Dataset entries:
┄┄┄┄┄┄┄┄┄┄┄┄┄┄┄┄┄┄┄┄

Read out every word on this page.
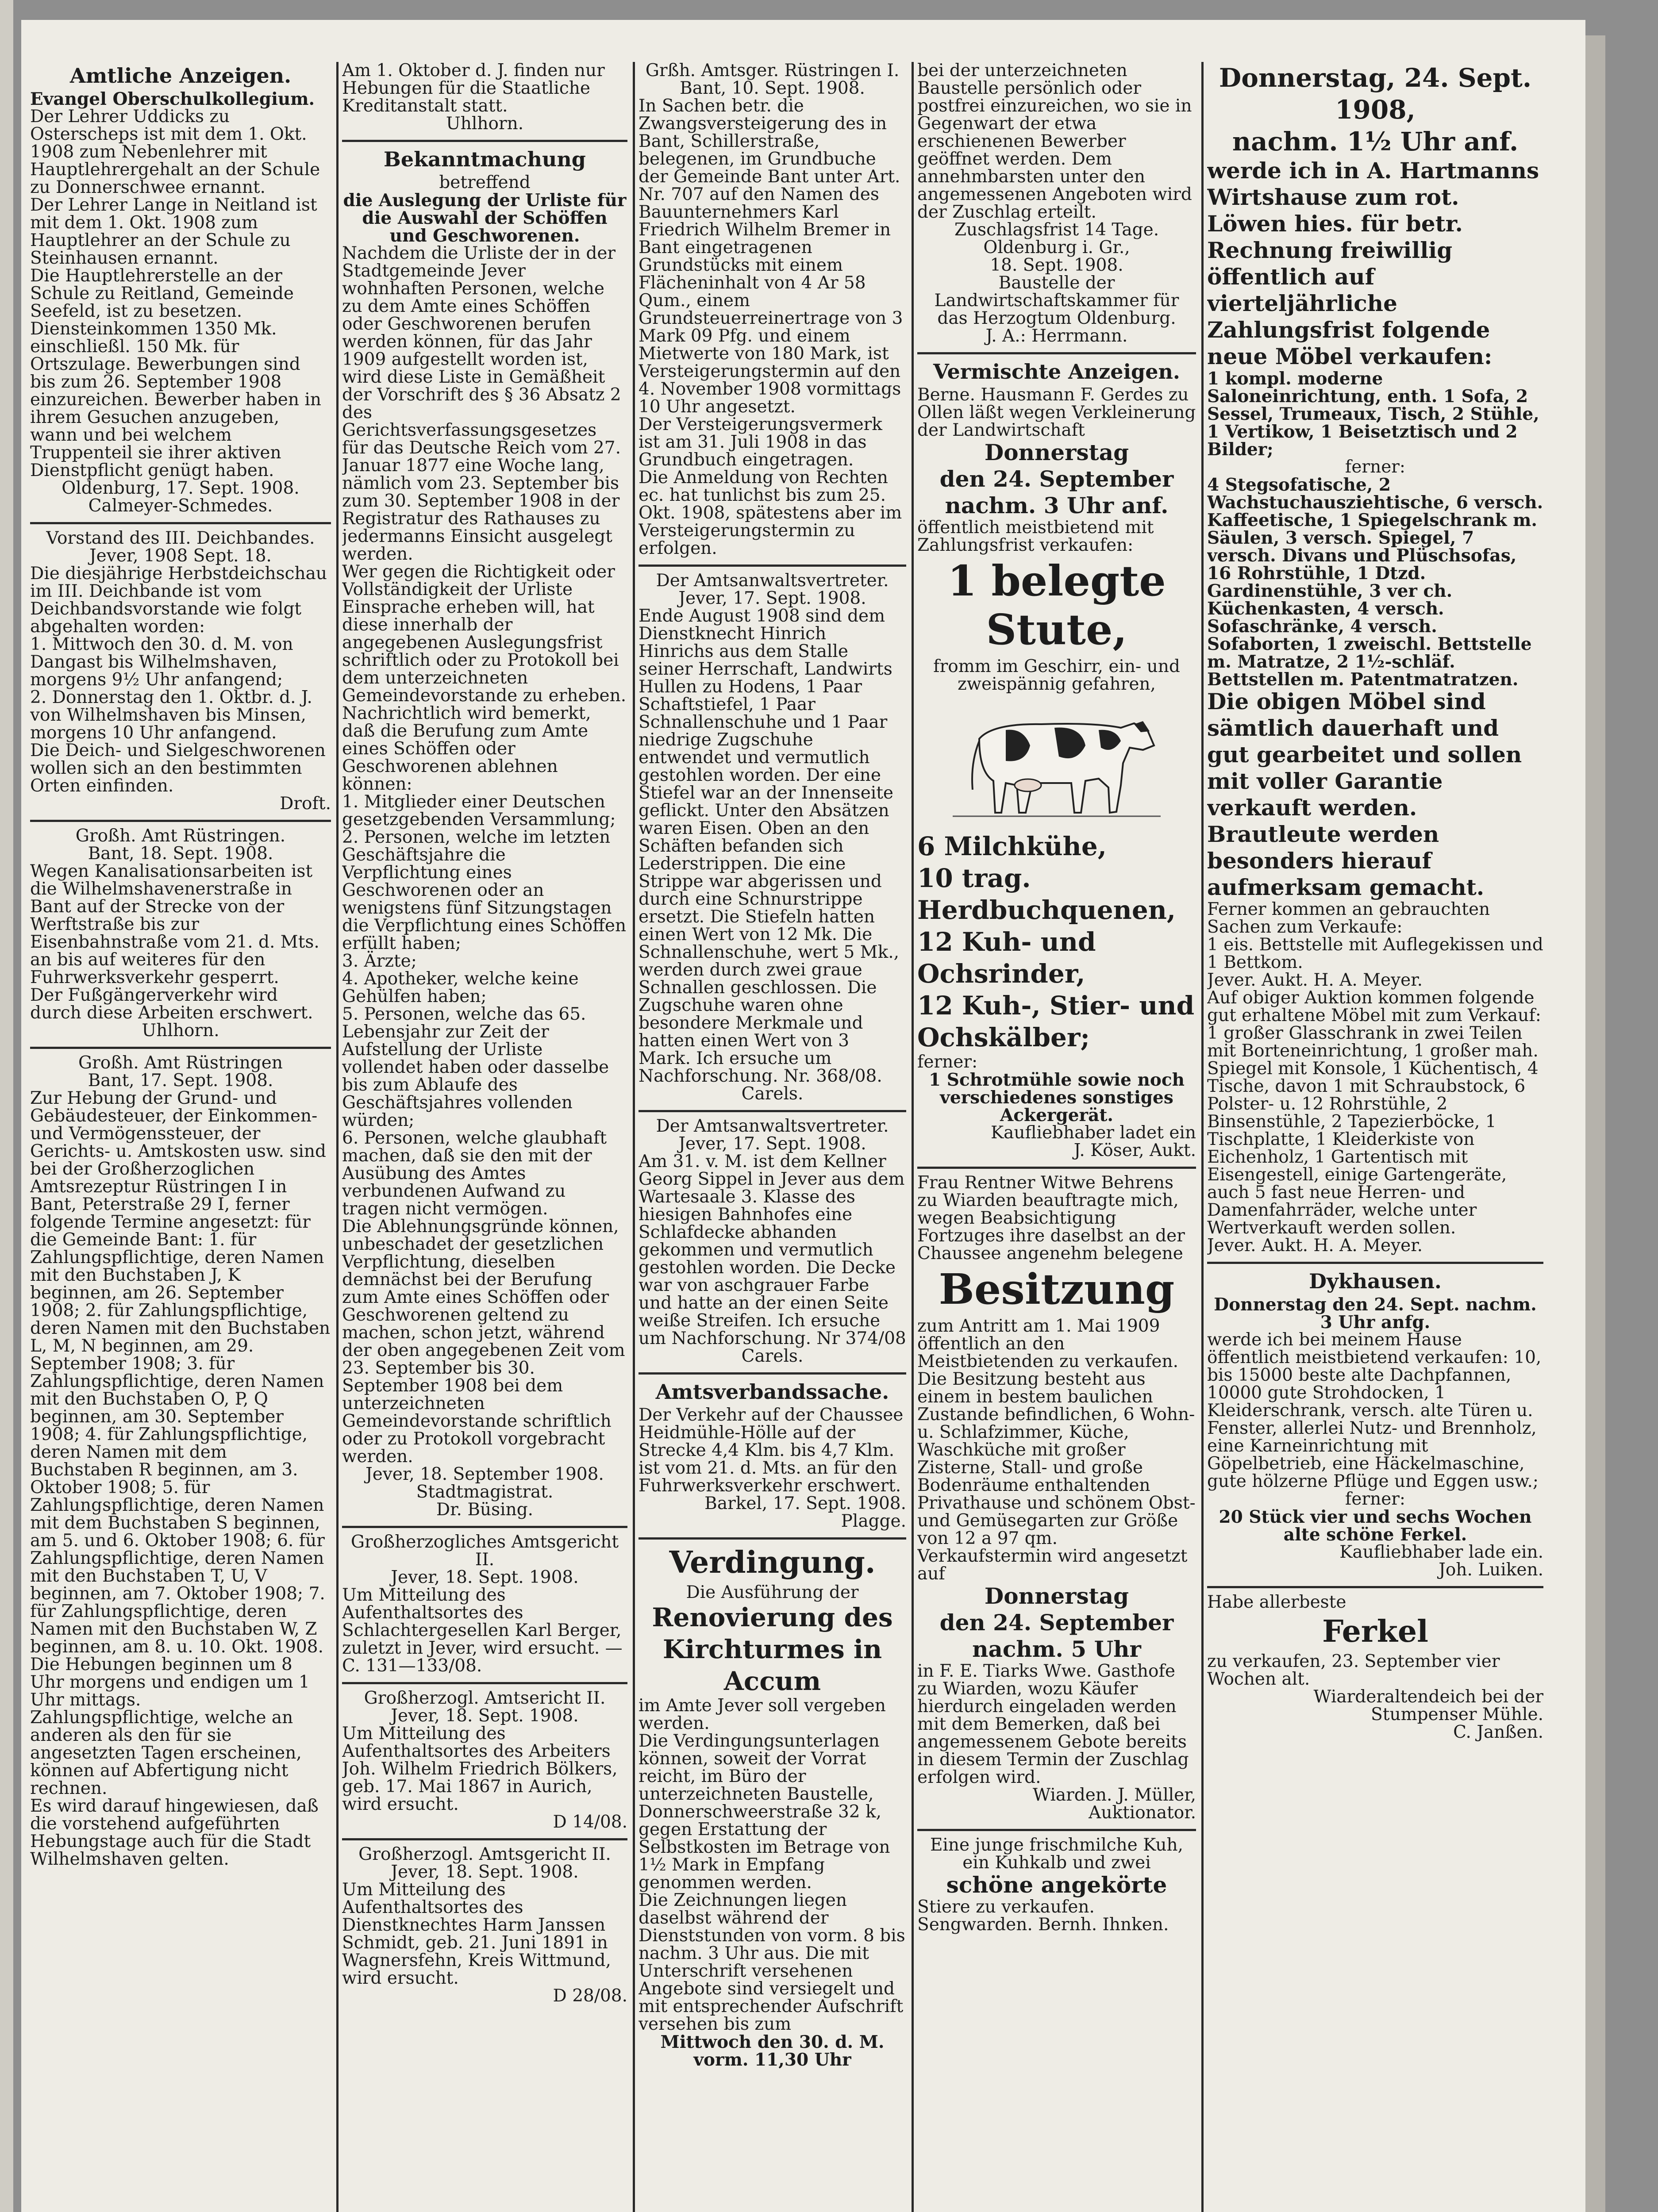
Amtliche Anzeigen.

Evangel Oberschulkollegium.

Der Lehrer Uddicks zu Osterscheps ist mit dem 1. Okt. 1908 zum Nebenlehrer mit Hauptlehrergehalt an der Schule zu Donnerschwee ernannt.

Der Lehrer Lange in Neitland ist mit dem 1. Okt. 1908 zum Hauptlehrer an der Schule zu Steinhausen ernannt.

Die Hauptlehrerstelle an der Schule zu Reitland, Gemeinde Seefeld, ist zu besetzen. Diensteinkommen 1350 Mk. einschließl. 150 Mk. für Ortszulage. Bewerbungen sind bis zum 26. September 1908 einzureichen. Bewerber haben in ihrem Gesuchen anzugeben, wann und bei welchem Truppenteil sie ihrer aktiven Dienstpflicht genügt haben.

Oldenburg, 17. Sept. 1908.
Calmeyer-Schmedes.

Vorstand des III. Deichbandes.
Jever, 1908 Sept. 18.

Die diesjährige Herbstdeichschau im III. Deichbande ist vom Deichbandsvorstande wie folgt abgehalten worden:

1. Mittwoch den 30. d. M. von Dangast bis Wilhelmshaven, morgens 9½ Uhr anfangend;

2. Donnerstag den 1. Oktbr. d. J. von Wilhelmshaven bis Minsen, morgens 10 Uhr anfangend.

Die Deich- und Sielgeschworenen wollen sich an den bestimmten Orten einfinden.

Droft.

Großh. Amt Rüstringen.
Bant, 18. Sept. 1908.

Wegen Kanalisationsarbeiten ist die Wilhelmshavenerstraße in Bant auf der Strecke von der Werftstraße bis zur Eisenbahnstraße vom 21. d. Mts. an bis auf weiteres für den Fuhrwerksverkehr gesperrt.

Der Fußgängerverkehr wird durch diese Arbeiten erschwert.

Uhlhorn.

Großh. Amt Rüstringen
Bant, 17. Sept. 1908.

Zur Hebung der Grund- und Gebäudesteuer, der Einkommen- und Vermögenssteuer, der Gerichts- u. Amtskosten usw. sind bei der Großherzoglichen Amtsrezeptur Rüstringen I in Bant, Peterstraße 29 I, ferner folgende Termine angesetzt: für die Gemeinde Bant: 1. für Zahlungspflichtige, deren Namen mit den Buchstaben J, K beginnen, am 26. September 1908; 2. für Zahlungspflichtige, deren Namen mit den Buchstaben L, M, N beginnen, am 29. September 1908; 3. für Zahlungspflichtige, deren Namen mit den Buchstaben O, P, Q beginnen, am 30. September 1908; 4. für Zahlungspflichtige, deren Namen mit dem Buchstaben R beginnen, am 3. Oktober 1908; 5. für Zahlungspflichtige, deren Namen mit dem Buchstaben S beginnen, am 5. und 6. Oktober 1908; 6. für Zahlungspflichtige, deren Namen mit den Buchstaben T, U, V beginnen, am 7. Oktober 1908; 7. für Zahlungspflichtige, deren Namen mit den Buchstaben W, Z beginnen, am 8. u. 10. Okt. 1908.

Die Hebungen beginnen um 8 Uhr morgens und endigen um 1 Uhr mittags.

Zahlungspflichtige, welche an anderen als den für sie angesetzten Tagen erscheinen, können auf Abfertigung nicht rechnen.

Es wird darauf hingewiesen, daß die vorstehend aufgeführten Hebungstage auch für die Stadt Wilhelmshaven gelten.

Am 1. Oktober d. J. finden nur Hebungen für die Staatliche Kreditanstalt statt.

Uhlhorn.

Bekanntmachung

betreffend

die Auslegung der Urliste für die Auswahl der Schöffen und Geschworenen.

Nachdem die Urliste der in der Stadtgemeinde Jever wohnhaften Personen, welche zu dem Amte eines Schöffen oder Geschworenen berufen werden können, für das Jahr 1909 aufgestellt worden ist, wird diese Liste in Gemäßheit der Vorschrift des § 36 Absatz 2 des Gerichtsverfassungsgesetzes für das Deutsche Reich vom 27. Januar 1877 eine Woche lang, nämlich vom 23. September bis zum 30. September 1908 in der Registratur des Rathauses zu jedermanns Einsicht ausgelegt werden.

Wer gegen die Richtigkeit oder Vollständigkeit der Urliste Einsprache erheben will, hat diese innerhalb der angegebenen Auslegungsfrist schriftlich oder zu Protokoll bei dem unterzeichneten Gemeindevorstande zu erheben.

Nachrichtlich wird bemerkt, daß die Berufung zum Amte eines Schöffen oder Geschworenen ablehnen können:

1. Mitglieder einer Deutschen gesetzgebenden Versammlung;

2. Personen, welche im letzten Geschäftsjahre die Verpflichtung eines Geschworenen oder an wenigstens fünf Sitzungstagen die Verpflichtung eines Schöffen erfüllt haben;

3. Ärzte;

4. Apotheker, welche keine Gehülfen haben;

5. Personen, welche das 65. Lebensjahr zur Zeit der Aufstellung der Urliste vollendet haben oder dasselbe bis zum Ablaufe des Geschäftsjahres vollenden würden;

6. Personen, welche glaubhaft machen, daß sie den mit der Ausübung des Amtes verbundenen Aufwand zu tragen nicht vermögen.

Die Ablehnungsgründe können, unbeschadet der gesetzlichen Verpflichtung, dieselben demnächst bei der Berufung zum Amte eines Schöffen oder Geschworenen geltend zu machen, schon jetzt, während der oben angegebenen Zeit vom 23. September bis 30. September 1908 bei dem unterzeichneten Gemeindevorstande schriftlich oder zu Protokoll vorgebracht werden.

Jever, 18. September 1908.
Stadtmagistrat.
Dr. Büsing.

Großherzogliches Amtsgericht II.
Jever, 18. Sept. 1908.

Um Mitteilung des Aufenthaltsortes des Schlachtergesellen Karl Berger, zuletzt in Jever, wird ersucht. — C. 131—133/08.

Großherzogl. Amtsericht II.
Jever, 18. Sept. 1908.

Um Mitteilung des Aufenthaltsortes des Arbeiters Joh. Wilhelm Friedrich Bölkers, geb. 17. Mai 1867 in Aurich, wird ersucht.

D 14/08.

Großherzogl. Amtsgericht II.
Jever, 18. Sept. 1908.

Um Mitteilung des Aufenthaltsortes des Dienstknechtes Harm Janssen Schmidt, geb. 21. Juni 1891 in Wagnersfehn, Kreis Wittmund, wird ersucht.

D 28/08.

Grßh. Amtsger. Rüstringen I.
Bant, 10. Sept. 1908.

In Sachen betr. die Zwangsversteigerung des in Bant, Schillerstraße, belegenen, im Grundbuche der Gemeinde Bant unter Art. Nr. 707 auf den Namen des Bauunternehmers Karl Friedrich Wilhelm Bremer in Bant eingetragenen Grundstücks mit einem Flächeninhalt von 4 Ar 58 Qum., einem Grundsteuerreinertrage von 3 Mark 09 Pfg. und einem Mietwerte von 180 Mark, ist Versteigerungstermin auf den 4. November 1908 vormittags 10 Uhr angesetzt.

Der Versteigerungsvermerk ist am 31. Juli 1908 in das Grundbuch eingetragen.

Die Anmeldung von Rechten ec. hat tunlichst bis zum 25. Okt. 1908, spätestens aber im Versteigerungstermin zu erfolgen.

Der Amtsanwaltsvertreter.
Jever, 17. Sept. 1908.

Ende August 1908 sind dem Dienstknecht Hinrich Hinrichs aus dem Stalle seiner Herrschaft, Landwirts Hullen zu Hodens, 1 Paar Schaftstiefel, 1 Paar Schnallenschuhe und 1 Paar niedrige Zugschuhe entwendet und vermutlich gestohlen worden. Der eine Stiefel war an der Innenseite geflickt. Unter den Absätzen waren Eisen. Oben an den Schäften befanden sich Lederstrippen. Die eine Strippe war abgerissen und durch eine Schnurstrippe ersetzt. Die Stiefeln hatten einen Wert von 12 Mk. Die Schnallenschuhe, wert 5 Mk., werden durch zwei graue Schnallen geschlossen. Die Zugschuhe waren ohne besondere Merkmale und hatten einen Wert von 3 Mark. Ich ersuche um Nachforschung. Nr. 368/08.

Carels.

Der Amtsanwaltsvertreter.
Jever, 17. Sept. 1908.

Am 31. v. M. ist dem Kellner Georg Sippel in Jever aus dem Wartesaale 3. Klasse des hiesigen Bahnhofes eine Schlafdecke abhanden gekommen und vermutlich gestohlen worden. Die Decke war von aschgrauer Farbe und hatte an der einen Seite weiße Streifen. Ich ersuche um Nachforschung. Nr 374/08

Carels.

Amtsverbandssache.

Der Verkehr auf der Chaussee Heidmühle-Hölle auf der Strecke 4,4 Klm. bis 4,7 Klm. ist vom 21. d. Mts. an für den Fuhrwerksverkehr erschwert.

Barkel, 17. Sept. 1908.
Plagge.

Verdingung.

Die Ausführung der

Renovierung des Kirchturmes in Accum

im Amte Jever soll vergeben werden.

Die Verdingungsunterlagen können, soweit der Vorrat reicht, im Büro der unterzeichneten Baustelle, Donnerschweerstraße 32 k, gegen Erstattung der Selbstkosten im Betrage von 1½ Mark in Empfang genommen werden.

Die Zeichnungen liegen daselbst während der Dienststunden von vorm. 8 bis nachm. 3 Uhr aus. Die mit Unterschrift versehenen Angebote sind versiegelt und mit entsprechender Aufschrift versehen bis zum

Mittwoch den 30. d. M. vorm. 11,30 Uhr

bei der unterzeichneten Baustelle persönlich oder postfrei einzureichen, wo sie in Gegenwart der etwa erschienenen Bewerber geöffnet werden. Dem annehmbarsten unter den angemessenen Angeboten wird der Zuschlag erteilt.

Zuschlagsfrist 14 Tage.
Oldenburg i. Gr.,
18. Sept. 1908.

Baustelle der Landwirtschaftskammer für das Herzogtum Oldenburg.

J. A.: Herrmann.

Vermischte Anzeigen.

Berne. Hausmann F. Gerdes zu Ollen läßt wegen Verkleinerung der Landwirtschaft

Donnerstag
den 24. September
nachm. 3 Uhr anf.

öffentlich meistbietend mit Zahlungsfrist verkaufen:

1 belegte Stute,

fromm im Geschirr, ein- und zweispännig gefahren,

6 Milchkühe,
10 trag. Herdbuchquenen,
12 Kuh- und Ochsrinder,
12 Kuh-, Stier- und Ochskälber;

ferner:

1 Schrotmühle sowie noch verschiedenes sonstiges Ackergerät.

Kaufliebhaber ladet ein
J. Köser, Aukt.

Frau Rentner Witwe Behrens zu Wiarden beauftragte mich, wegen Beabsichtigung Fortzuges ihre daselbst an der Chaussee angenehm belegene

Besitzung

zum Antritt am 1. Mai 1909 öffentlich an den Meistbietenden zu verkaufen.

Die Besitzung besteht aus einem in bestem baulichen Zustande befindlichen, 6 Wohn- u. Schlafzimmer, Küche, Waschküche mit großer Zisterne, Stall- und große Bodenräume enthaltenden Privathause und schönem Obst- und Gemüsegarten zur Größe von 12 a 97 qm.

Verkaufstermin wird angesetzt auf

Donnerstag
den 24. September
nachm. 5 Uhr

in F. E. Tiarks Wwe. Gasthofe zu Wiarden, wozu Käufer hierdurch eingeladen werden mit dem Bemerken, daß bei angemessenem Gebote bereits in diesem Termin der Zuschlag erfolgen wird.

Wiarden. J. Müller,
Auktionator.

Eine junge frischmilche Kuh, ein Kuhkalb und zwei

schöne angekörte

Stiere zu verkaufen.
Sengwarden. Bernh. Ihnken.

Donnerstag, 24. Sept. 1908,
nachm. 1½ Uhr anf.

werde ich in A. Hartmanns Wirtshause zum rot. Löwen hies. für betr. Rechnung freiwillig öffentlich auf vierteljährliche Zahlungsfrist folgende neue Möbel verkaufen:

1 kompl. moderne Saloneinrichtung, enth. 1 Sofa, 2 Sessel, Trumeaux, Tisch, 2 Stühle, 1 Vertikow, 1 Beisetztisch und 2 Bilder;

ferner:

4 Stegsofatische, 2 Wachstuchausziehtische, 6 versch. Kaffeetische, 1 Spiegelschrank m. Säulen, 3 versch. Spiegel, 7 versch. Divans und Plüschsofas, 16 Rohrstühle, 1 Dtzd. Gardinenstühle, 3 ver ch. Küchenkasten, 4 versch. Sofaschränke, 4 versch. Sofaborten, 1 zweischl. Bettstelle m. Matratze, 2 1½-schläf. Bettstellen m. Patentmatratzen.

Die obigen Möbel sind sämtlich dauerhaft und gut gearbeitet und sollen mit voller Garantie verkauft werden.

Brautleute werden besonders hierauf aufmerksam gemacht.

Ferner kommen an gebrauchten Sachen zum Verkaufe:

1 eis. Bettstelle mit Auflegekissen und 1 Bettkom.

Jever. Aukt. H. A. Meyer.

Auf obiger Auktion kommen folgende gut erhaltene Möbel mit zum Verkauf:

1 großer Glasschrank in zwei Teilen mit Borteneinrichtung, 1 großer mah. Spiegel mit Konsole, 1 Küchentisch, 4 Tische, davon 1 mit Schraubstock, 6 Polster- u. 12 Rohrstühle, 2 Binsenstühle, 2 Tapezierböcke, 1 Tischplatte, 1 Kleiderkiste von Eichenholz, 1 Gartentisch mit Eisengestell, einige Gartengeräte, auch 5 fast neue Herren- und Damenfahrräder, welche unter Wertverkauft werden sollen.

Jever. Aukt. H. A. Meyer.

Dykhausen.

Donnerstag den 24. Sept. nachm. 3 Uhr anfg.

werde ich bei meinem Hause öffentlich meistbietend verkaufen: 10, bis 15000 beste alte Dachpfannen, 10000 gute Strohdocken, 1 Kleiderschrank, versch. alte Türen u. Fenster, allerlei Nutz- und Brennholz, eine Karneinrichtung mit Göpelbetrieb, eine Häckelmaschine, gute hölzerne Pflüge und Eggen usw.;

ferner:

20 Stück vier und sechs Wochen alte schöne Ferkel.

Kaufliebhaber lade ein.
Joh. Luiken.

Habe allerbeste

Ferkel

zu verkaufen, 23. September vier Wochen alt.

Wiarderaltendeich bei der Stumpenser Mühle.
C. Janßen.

┄┄┄┄┄┄┄┄┄┄┄┄┄┄┄┄┄┄┄┄

TASK TO CARRY OUT: Track down every line in the entries that includes the string "Kaufliebhaber", and copy it.

OUTPUT FOR THIS EXERCISE:
Kaufliebhaber ladet ein
Kaufliebhaber lade ein.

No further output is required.